Extracted records:
[START]
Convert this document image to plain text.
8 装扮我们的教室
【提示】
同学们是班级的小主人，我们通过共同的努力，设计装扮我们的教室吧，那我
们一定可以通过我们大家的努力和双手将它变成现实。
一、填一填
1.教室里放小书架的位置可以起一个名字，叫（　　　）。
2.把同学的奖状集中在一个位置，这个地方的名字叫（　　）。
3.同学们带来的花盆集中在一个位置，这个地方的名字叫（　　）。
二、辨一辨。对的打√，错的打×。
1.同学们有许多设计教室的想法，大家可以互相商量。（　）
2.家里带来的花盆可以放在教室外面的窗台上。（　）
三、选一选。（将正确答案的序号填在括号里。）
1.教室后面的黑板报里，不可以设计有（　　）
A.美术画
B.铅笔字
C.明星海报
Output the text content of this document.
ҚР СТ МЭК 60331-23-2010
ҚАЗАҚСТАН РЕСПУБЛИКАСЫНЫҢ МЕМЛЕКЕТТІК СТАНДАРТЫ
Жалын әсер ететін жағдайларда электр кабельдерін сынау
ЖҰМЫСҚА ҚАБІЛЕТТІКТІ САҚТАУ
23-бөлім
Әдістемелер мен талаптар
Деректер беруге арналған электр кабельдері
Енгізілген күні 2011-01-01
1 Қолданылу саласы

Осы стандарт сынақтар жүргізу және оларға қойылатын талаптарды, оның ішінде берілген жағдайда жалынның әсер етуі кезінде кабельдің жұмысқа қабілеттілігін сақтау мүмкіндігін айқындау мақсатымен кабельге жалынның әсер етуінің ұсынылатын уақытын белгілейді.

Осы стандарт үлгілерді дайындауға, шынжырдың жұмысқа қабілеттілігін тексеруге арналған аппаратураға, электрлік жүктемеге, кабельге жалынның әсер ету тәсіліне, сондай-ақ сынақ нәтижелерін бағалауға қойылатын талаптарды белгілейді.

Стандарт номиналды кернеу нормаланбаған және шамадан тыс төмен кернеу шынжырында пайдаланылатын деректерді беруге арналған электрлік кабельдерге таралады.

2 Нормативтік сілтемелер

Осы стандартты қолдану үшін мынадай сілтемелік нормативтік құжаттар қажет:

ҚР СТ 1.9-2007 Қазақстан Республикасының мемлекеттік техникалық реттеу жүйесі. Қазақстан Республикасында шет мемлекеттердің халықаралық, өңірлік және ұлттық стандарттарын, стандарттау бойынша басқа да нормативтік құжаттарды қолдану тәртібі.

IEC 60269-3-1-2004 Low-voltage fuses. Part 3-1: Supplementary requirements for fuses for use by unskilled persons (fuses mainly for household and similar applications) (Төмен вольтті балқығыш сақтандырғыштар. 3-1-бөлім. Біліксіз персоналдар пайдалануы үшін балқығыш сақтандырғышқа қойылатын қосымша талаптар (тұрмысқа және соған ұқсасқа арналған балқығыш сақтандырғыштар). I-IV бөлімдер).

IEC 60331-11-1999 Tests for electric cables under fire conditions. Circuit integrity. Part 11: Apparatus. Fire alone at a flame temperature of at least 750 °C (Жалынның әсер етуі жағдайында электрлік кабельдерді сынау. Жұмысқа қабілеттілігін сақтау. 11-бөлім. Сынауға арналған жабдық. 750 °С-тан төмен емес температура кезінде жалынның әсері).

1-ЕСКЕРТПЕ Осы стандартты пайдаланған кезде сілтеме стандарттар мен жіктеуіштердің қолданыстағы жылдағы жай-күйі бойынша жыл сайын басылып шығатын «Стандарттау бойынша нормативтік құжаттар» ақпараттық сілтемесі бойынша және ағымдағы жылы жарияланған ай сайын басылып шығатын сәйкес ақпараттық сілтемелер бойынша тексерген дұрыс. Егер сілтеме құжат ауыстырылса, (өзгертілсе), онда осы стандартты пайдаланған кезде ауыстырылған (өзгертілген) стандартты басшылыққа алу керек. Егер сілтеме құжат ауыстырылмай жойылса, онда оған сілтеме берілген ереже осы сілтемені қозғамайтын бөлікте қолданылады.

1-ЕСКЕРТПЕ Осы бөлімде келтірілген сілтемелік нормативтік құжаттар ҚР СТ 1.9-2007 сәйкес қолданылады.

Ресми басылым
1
[END]
AIM: Would you write down every record again, exactly?

FINAL ANSWER:
Convert this document image to plain text.
8 装扮我们的教室
【提示】
同学们是班级的小主人，我们通过共同的努力，设计装扮我们的教室吧，那我
们一定可以通过我们大家的努力和双手将它变成现实。
一、填一填
1.教室里放小书架的位置可以起一个名字，叫（　　　）。
2.把同学的奖状集中在一个位置，这个地方的名字叫（　　）。
3.同学们带来的花盆集中在一个位置，这个地方的名字叫（　　）。
二、辨一辨。对的打√，错的打×。
1.同学们有许多设计教室的想法，大家可以互相商量。（　）
2.家里带来的花盆可以放在教室外面的窗台上。（　）
三、选一选。（将正确答案的序号填在括号里。）
1.教室后面的黑板报里，不可以设计有（　　）
A.美术画
B.铅笔字
C.明星海报
Output the text content of this document.
ҚР СТ МЭК 60331-23-2010
ҚАЗАҚСТАН РЕСПУБЛИКАСЫНЫҢ МЕМЛЕКЕТТІК СТАНДАРТЫ
Жалын әсер ететін жағдайларда электр кабельдерін сынау
ЖҰМЫСҚА ҚАБІЛЕТТІКТІ САҚТАУ
23-бөлім
Әдістемелер мен талаптар
Деректер беруге арналған электр кабельдері
Енгізілген күні 2011-01-01
1 Қолданылу саласы

Осы стандарт сынақтар жүргізу және оларға қойылатын талаптарды, оның ішінде берілген жағдайда жалынның әсер етуі кезінде кабельдің жұмысқа қабілеттілігін сақтау мүмкіндігін айқындау мақсатымен кабельге жалынның әсер етуінің ұсынылатын уақытын белгілейді.

Осы стандарт үлгілерді дайындауға, шынжырдың жұмысқа қабілеттілігін тексеруге арналған аппаратураға, электрлік жүктемеге, кабельге жалынның әсер ету тәсіліне, сондай-ақ сынақ нәтижелерін бағалауға қойылатын талаптарды белгілейді.

Стандарт номиналды кернеу нормаланбаған және шамадан тыс төмен кернеу шынжырында пайдаланылатын деректерді беруге арналған электрлік кабельдерге таралады.

2 Нормативтік сілтемелер

Осы стандартты қолдану үшін мынадай сілтемелік нормативтік құжаттар қажет:

ҚР СТ 1.9-2007 Қазақстан Республикасының мемлекеттік техникалық реттеу жүйесі. Қазақстан Республикасында шет мемлекеттердің халықаралық, өңірлік және ұлттық стандарттарын, стандарттау бойынша басқа да нормативтік құжаттарды қолдану тәртібі.

IEC 60269-3-1-2004 Low-voltage fuses. Part 3-1: Supplementary requirements for fuses for use by unskilled persons (fuses mainly for household and similar applications) (Төмен вольтті балқығыш сақтандырғыштар. 3-1-бөлім. Біліксіз персоналдар пайдалануы үшін балқығыш сақтандырғышқа қойылатын қосымша талаптар (тұрмысқа және соған ұқсасқа арналған балқығыш сақтандырғыштар). I-IV бөлімдер).

IEC 60331-11-1999 Tests for electric cables under fire conditions. Circuit integrity. Part 11: Apparatus. Fire alone at a flame temperature of at least 750 °C (Жалынның әсер етуі жағдайында электрлік кабельдерді сынау. Жұмысқа қабілеттілігін сақтау. 11-бөлім. Сынауға арналған жабдық. 750 °С-тан төмен емес температура кезінде жалынның әсері).

1-ЕСКЕРТПЕ Осы стандартты пайдаланған кезде сілтеме стандарттар мен жіктеуіштердің қолданыстағы жылдағы жай-күйі бойынша жыл сайын басылып шығатын «Стандарттау бойынша нормативтік құжаттар» ақпараттық сілтемесі бойынша және ағымдағы жылы жарияланған ай сайын басылып шығатын сәйкес ақпараттық сілтемелер бойынша тексерген дұрыс. Егер сілтеме құжат ауыстырылса, (өзгертілсе), онда осы стандартты пайдаланған кезде ауыстырылған (өзгертілген) стандартты басшылыққа алу керек. Егер сілтеме құжат ауыстырылмай жойылса, онда оған сілтеме берілген ереже осы сілтемені қозғамайтын бөлікте қолданылады.

1-ЕСКЕРТПЕ Осы бөлімде келтірілген сілтемелік нормативтік құжаттар ҚР СТ 1.9-2007 сәйкес қолданылады.

Ресми басылым
1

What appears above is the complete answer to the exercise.